Work instructions: Look through the records and report how many lines include the word "ylabel", with no other words.

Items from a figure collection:
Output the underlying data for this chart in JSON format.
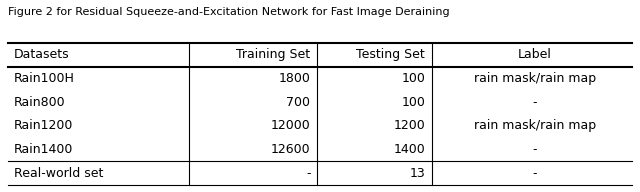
{
  "title": "Figure 2 for Residual Squeeze-and-Excitation Network for Fast Image Deraining",
  "columns": [
    "Datasets",
    "Training Set",
    "Testing Set",
    "Label"
  ],
  "col_aligns": [
    "left",
    "right",
    "right",
    "center"
  ],
  "rows": [
    [
      "Rain100H",
      "1800",
      "100",
      "rain mask/rain map"
    ],
    [
      "Rain800",
      "700",
      "100",
      "-"
    ],
    [
      "Rain1200",
      "12000",
      "1200",
      "rain mask/rain map"
    ],
    [
      "Rain1400",
      "12600",
      "1400",
      "-"
    ],
    [
      "Real-world set",
      "-",
      "13",
      "-"
    ]
  ],
  "bg_color": "#ffffff",
  "text_color": "#000000",
  "font_size": 9,
  "header_font_size": 9
}
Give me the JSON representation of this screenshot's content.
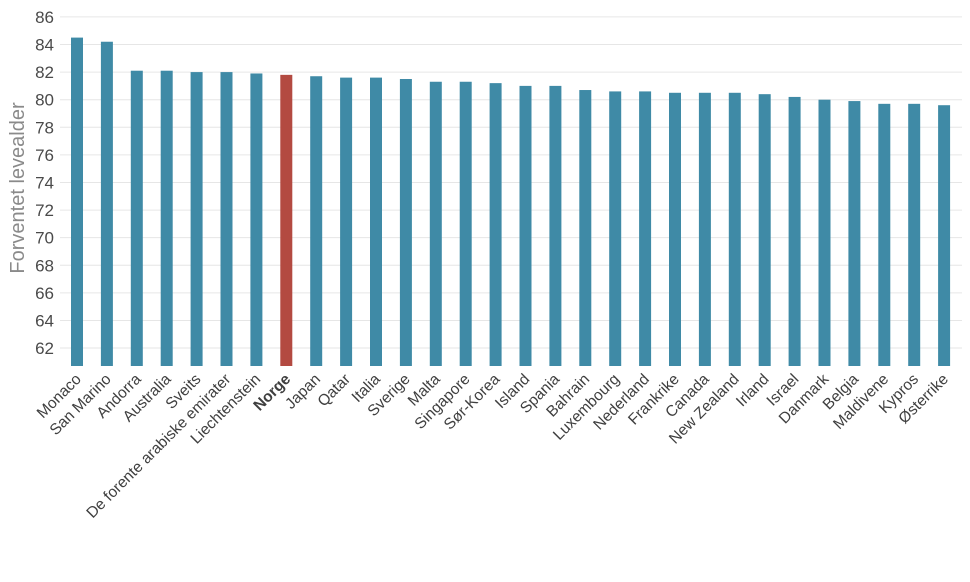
{
  "chart_data": {
    "type": "bar",
    "title": "",
    "xlabel": "",
    "ylabel": "Forventet levealder",
    "ylim": [
      60.7,
      86.5
    ],
    "yticks": [
      62,
      64,
      66,
      68,
      70,
      72,
      74,
      76,
      78,
      80,
      82,
      84,
      86
    ],
    "grid": true,
    "colors": {
      "default": "#3f8aa6",
      "highlight": "#b34a41"
    },
    "highlight_category": "Norge",
    "categories": [
      "Monaco",
      "San Marino",
      "Andorra",
      "Australia",
      "Sveits",
      "De forente arabiske emirater",
      "Liechtenstein",
      "Norge",
      "Japan",
      "Qatar",
      "Italia",
      "Sverige",
      "Malta",
      "Singapore",
      "Sør-Korea",
      "Island",
      "Spania",
      "Bahrain",
      "Luxembourg",
      "Nederland",
      "Frankrike",
      "Canada",
      "New Zealand",
      "Irland",
      "Israel",
      "Danmark",
      "Belgia",
      "Maldivene",
      "Kypros",
      "Østerrike"
    ],
    "values": [
      84.5,
      84.2,
      82.1,
      82.1,
      82.0,
      82.0,
      81.9,
      81.8,
      81.7,
      81.6,
      81.6,
      81.5,
      81.3,
      81.3,
      81.2,
      81.0,
      81.0,
      80.7,
      80.6,
      80.6,
      80.5,
      80.5,
      80.5,
      80.4,
      80.2,
      80.0,
      79.9,
      79.7,
      79.7,
      79.6
    ]
  }
}
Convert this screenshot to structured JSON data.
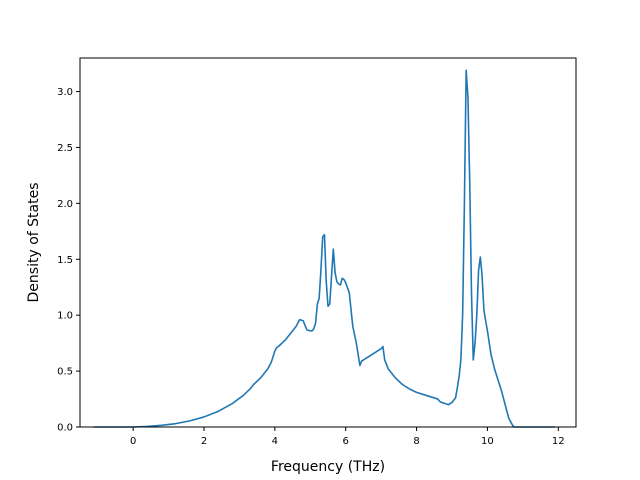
{
  "chart_data": {
    "type": "line",
    "title": "",
    "xlabel": "Frequency (THz)",
    "ylabel": "Density of States",
    "xlim": [
      -1.5,
      12.5
    ],
    "ylim": [
      0.0,
      3.3
    ],
    "xticks": [
      0,
      2,
      4,
      6,
      8,
      10,
      12
    ],
    "xtick_labels": [
      "0",
      "2",
      "4",
      "6",
      "8",
      "10",
      "12"
    ],
    "yticks": [
      0.0,
      0.5,
      1.0,
      1.5,
      2.0,
      2.5,
      3.0
    ],
    "ytick_labels": [
      "0.0",
      "0.5",
      "1.0",
      "1.5",
      "2.0",
      "2.5",
      "3.0"
    ],
    "grid": false,
    "series": [
      {
        "color": "#1f77b4",
        "x": [
          -1.1,
          -0.5,
          0.0,
          0.4,
          0.8,
          1.2,
          1.6,
          2.0,
          2.4,
          2.8,
          3.1,
          3.3,
          3.4,
          3.6,
          3.8,
          3.9,
          4.0,
          4.05,
          4.1,
          4.3,
          4.5,
          4.6,
          4.7,
          4.8,
          4.9,
          5.0,
          5.05,
          5.1,
          5.15,
          5.2,
          5.25,
          5.3,
          5.35,
          5.4,
          5.45,
          5.5,
          5.55,
          5.6,
          5.65,
          5.7,
          5.75,
          5.8,
          5.85,
          5.9,
          5.95,
          6.0,
          6.1,
          6.2,
          6.3,
          6.4,
          6.45,
          6.5,
          6.6,
          6.8,
          7.0,
          7.05,
          7.1,
          7.2,
          7.4,
          7.6,
          7.8,
          8.0,
          8.2,
          8.4,
          8.6,
          8.65,
          8.7,
          8.8,
          8.9,
          9.0,
          9.1,
          9.15,
          9.2,
          9.25,
          9.3,
          9.35,
          9.4,
          9.45,
          9.5,
          9.55,
          9.6,
          9.65,
          9.7,
          9.75,
          9.8,
          9.85,
          9.9,
          9.95,
          10.0,
          10.1,
          10.2,
          10.3,
          10.4,
          10.5,
          10.6,
          10.7,
          10.75,
          10.8,
          10.85,
          11.0,
          11.5,
          11.9
        ],
        "y": [
          0.0,
          0.0,
          0.0,
          0.005,
          0.015,
          0.03,
          0.055,
          0.09,
          0.14,
          0.21,
          0.28,
          0.34,
          0.38,
          0.44,
          0.52,
          0.58,
          0.68,
          0.71,
          0.72,
          0.78,
          0.86,
          0.9,
          0.96,
          0.95,
          0.87,
          0.86,
          0.86,
          0.88,
          0.93,
          1.1,
          1.15,
          1.4,
          1.7,
          1.72,
          1.3,
          1.08,
          1.1,
          1.35,
          1.59,
          1.38,
          1.3,
          1.28,
          1.27,
          1.33,
          1.32,
          1.29,
          1.2,
          0.9,
          0.75,
          0.55,
          0.59,
          0.6,
          0.62,
          0.66,
          0.7,
          0.72,
          0.6,
          0.52,
          0.44,
          0.38,
          0.34,
          0.31,
          0.29,
          0.27,
          0.25,
          0.23,
          0.22,
          0.21,
          0.2,
          0.22,
          0.26,
          0.35,
          0.45,
          0.6,
          1.0,
          2.0,
          3.19,
          2.95,
          2.2,
          1.2,
          0.6,
          0.75,
          1.0,
          1.4,
          1.52,
          1.35,
          1.05,
          0.95,
          0.86,
          0.65,
          0.52,
          0.42,
          0.32,
          0.2,
          0.08,
          0.02,
          0.0,
          0.0,
          0.0,
          0.0,
          0.0,
          0.0
        ]
      }
    ]
  }
}
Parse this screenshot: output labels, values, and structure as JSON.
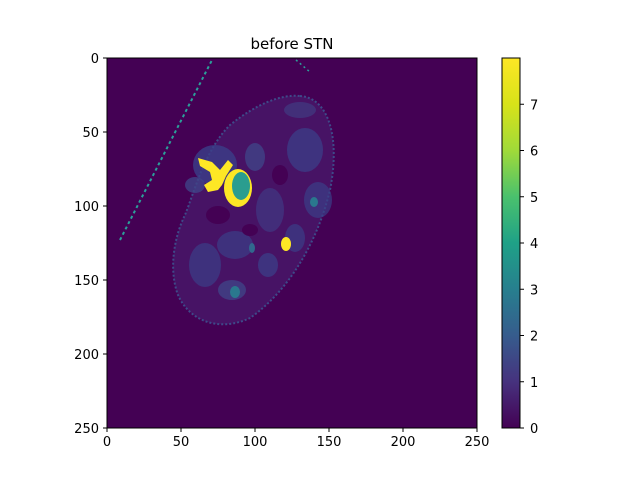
{
  "figure": {
    "title": "before STN",
    "image_size": [
      251,
      251
    ],
    "x_ticks": [
      "0",
      "50",
      "100",
      "150",
      "200",
      "250"
    ],
    "y_ticks": [
      "0",
      "50",
      "100",
      "150",
      "200",
      "250"
    ],
    "colorbar": {
      "colormap": "viridis",
      "min": 0,
      "max": 8,
      "ticks": [
        "0",
        "1",
        "2",
        "3",
        "4",
        "5",
        "6",
        "7"
      ]
    },
    "colors": {
      "background": "#440154",
      "tissue": "#3b528b",
      "tissue_light": "#31688e",
      "organ_mid": "#21918c",
      "bright": "#fde725",
      "highlight": "#b5de2b"
    }
  }
}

Output: 2